(Task brief): Track down the lines that contain "JSON" and copy them.

-- Information given start --

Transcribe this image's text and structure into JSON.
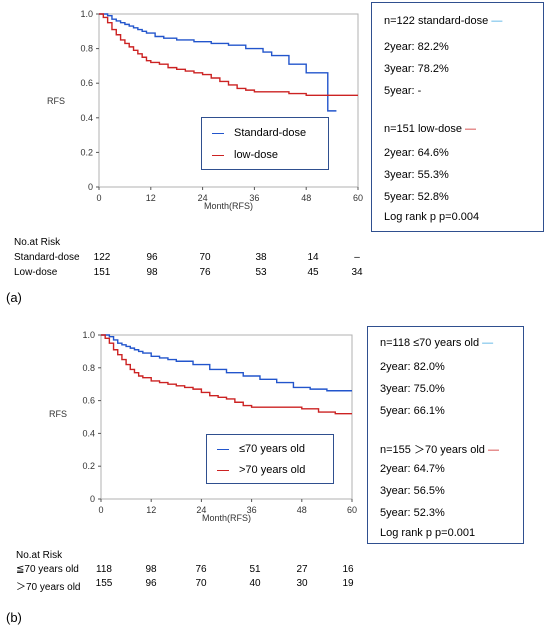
{
  "chart_data": [
    {
      "type": "line",
      "title": "",
      "xlabel": "Month(RFS)",
      "ylabel": "RFS",
      "xlim": [
        0,
        60
      ],
      "ylim": [
        0,
        1.0
      ],
      "x_ticks": [
        "0",
        "12",
        "24",
        "36",
        "48",
        "60"
      ],
      "y_ticks": [
        "0",
        "0.2",
        "0.4",
        "0.6",
        "0.8",
        "1.0"
      ],
      "grid": false,
      "legend_placement": "center-right inside plot",
      "series": [
        {
          "name": "Standard-dose",
          "color": "#2255cc",
          "x": [
            0,
            2,
            3,
            4,
            5,
            6,
            7,
            8,
            9,
            10,
            11,
            13,
            15,
            18,
            22,
            26,
            30,
            34,
            38,
            40,
            44,
            48,
            50,
            53,
            54,
            55
          ],
          "y": [
            1.0,
            0.99,
            0.97,
            0.96,
            0.95,
            0.94,
            0.93,
            0.92,
            0.91,
            0.9,
            0.89,
            0.87,
            0.86,
            0.85,
            0.84,
            0.83,
            0.82,
            0.8,
            0.78,
            0.76,
            0.71,
            0.66,
            0.66,
            0.44,
            0.44,
            0.44
          ]
        },
        {
          "name": "low-dose",
          "color": "#cc2222",
          "x": [
            0,
            1,
            2,
            3,
            4,
            5,
            6,
            7,
            8,
            9,
            10,
            11,
            12,
            14,
            16,
            18,
            20,
            22,
            24,
            26,
            28,
            30,
            32,
            34,
            36,
            40,
            44,
            48,
            52,
            60
          ],
          "y": [
            1.0,
            0.98,
            0.95,
            0.91,
            0.88,
            0.85,
            0.83,
            0.81,
            0.79,
            0.77,
            0.75,
            0.73,
            0.72,
            0.71,
            0.69,
            0.68,
            0.67,
            0.66,
            0.65,
            0.63,
            0.61,
            0.59,
            0.57,
            0.56,
            0.55,
            0.55,
            0.54,
            0.53,
            0.53,
            0.53
          ]
        }
      ]
    },
    {
      "type": "line",
      "title": "",
      "xlabel": "Month(RFS)",
      "ylabel": "RFS",
      "xlim": [
        0,
        60
      ],
      "ylim": [
        0,
        1.0
      ],
      "x_ticks": [
        "0",
        "12",
        "24",
        "36",
        "48",
        "60"
      ],
      "y_ticks": [
        "0",
        "0.2",
        "0.4",
        "0.6",
        "0.8",
        "1.0"
      ],
      "grid": false,
      "legend_placement": "center-right inside plot",
      "series": [
        {
          "name": "≤70 years old",
          "color": "#2255cc",
          "x": [
            0,
            2,
            3,
            4,
            5,
            6,
            7,
            8,
            9,
            10,
            12,
            14,
            16,
            18,
            22,
            26,
            30,
            34,
            38,
            42,
            46,
            50,
            54,
            60
          ],
          "y": [
            1.0,
            0.99,
            0.97,
            0.95,
            0.94,
            0.93,
            0.92,
            0.91,
            0.9,
            0.89,
            0.87,
            0.86,
            0.85,
            0.84,
            0.82,
            0.79,
            0.77,
            0.75,
            0.73,
            0.71,
            0.68,
            0.67,
            0.66,
            0.66
          ]
        },
        {
          "name": ">70 years old",
          "color": "#cc2222",
          "x": [
            0,
            1,
            2,
            3,
            4,
            5,
            6,
            7,
            8,
            9,
            10,
            12,
            14,
            16,
            18,
            20,
            22,
            24,
            26,
            28,
            30,
            32,
            34,
            36,
            40,
            44,
            48,
            52,
            56,
            60
          ],
          "y": [
            1.0,
            0.98,
            0.95,
            0.91,
            0.88,
            0.85,
            0.82,
            0.79,
            0.77,
            0.75,
            0.74,
            0.72,
            0.71,
            0.7,
            0.69,
            0.68,
            0.67,
            0.65,
            0.63,
            0.62,
            0.61,
            0.59,
            0.57,
            0.56,
            0.56,
            0.56,
            0.55,
            0.53,
            0.52,
            0.52
          ]
        }
      ]
    }
  ],
  "panel_a": {
    "label": "(a)",
    "legend": [
      "Standard-dose",
      "low-dose"
    ],
    "stats": [
      "n=122 standard-dose",
      "2year: 82.2%",
      "3year: 78.2%",
      "5year: -",
      "n=151 low-dose",
      "2year: 64.6%",
      "3year: 55.3%",
      "5year: 52.8%",
      "Log rank p   p=0.004"
    ],
    "risk_title": "No.at Risk",
    "risk_rows": [
      {
        "label": "Standard-dose",
        "values": [
          "122",
          "96",
          "70",
          "38",
          "14",
          "–"
        ]
      },
      {
        "label": "Low-dose",
        "values": [
          "151",
          "98",
          "76",
          "53",
          "45",
          "34"
        ]
      }
    ]
  },
  "panel_b": {
    "label": "(b)",
    "legend": [
      "≤70 years old",
      ">70 years old"
    ],
    "stats": [
      "n=118  ≤70 years old",
      "2year: 82.0%",
      "3year: 75.0%",
      "5year: 66.1%",
      "n=155  ＞70 years old",
      "2year: 64.7%",
      "3year: 56.5%",
      "5year: 52.3%",
      "Log rank p    p=0.001"
    ],
    "risk_title": "No.at Risk",
    "risk_rows": [
      {
        "label": "≦70 years old",
        "values": [
          "118",
          "98",
          "76",
          "51",
          "27",
          "16"
        ]
      },
      {
        "label": "＞70 years old",
        "values": [
          "155",
          "96",
          "70",
          "40",
          "30",
          "19"
        ]
      }
    ]
  }
}
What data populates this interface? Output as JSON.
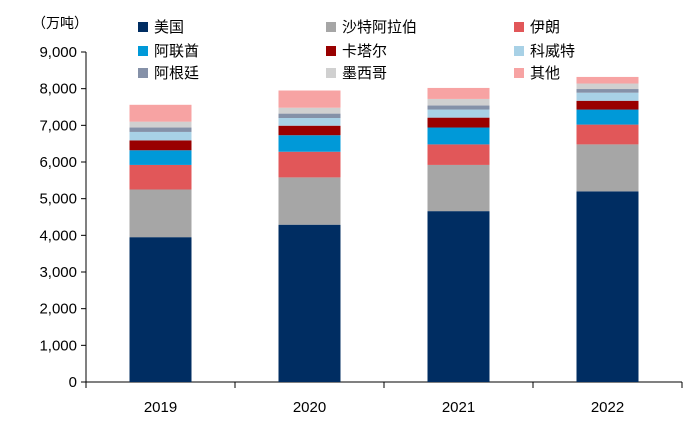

-- Information given end --

(Solution to this exercise):
Transcribe this image's text and structure into JSON.
What data populates this interface? Output as JSON.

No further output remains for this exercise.